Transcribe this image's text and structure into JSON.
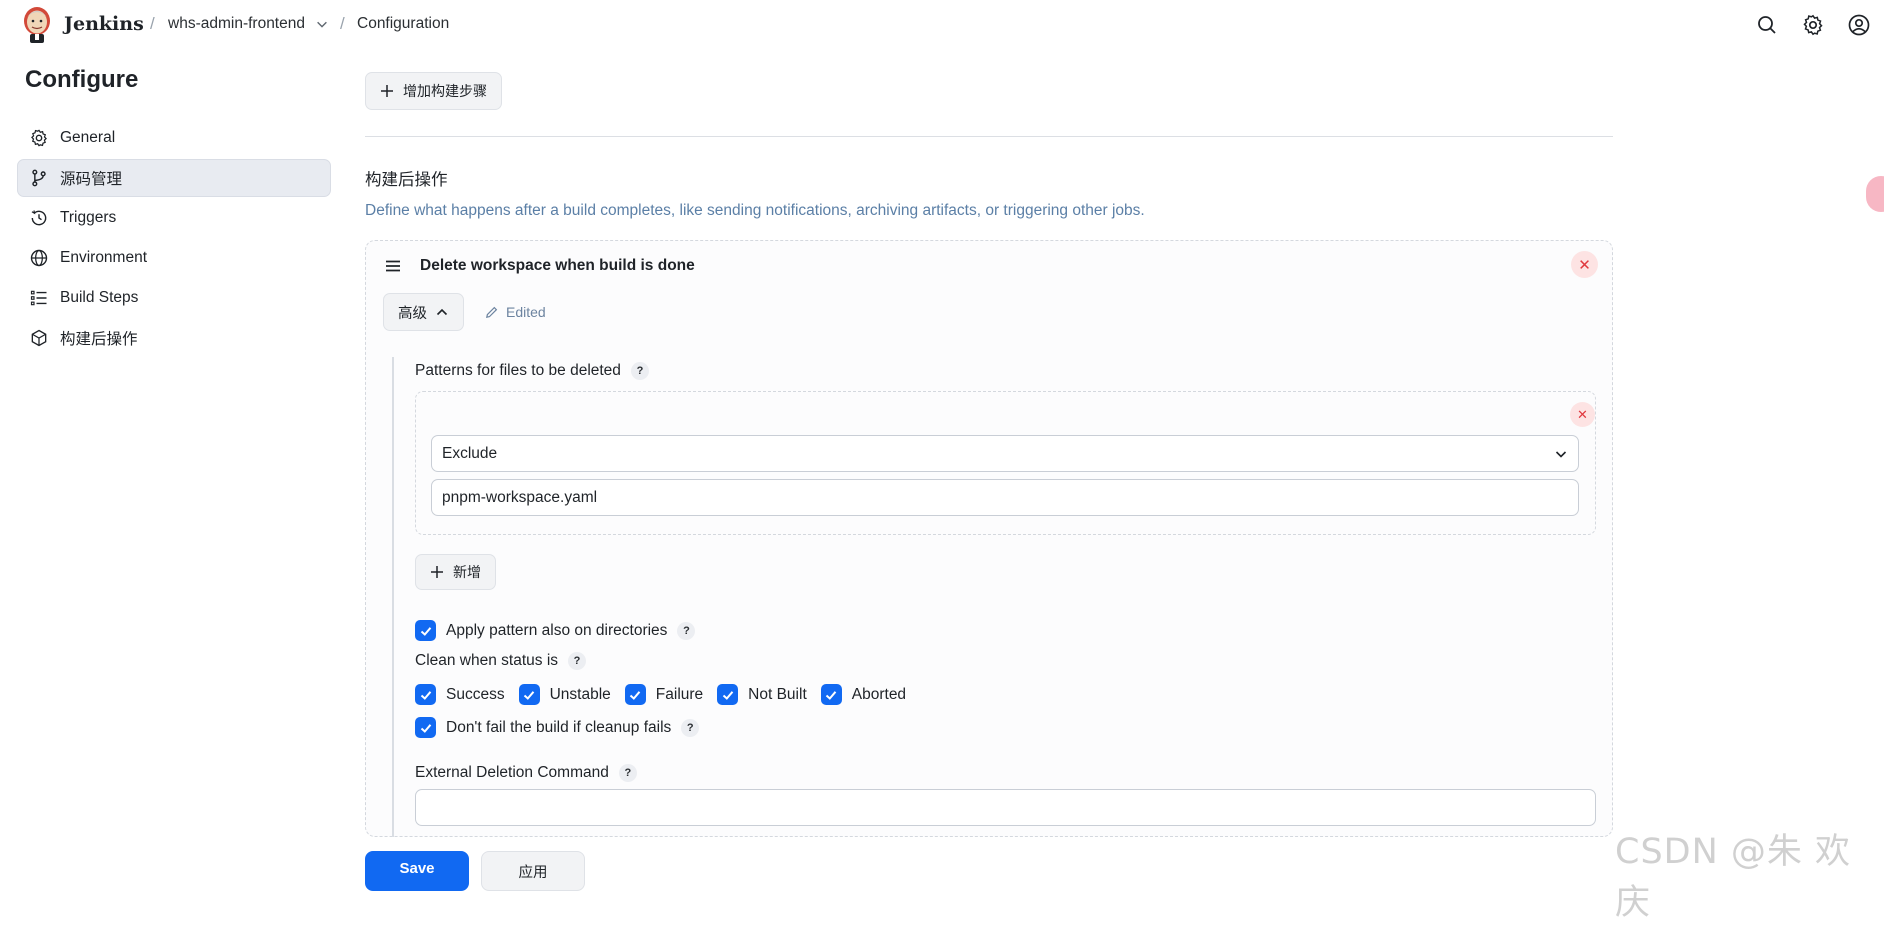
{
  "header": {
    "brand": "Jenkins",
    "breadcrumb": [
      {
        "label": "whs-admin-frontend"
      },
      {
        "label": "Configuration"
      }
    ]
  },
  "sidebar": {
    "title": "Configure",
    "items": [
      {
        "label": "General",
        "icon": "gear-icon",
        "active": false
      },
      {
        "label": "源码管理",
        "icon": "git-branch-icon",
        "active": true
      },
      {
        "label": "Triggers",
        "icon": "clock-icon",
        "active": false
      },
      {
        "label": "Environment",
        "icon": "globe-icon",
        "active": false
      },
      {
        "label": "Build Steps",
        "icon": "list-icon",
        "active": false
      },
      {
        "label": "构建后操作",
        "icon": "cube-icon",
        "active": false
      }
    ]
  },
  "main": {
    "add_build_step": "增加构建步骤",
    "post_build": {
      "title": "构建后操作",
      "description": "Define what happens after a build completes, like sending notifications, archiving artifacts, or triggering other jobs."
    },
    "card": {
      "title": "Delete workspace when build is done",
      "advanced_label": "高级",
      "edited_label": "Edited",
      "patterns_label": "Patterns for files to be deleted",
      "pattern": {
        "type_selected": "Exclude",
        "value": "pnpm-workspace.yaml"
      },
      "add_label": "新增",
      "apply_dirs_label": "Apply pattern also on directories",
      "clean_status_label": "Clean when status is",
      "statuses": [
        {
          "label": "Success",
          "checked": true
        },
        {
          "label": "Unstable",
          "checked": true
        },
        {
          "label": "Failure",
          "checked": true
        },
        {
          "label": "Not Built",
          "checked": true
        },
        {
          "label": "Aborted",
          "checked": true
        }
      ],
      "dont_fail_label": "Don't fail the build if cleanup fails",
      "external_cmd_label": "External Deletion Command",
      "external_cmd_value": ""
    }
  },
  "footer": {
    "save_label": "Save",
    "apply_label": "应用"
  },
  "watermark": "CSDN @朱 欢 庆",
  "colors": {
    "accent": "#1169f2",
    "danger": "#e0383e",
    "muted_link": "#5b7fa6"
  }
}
--------
**THE PROBLEM:**
Take each line containing the string "workspace" and copy it out.

**EXERCISE RESULT:**
      "title": "Delete workspace when build is done",
        "value": "pnpm-workspace.yaml"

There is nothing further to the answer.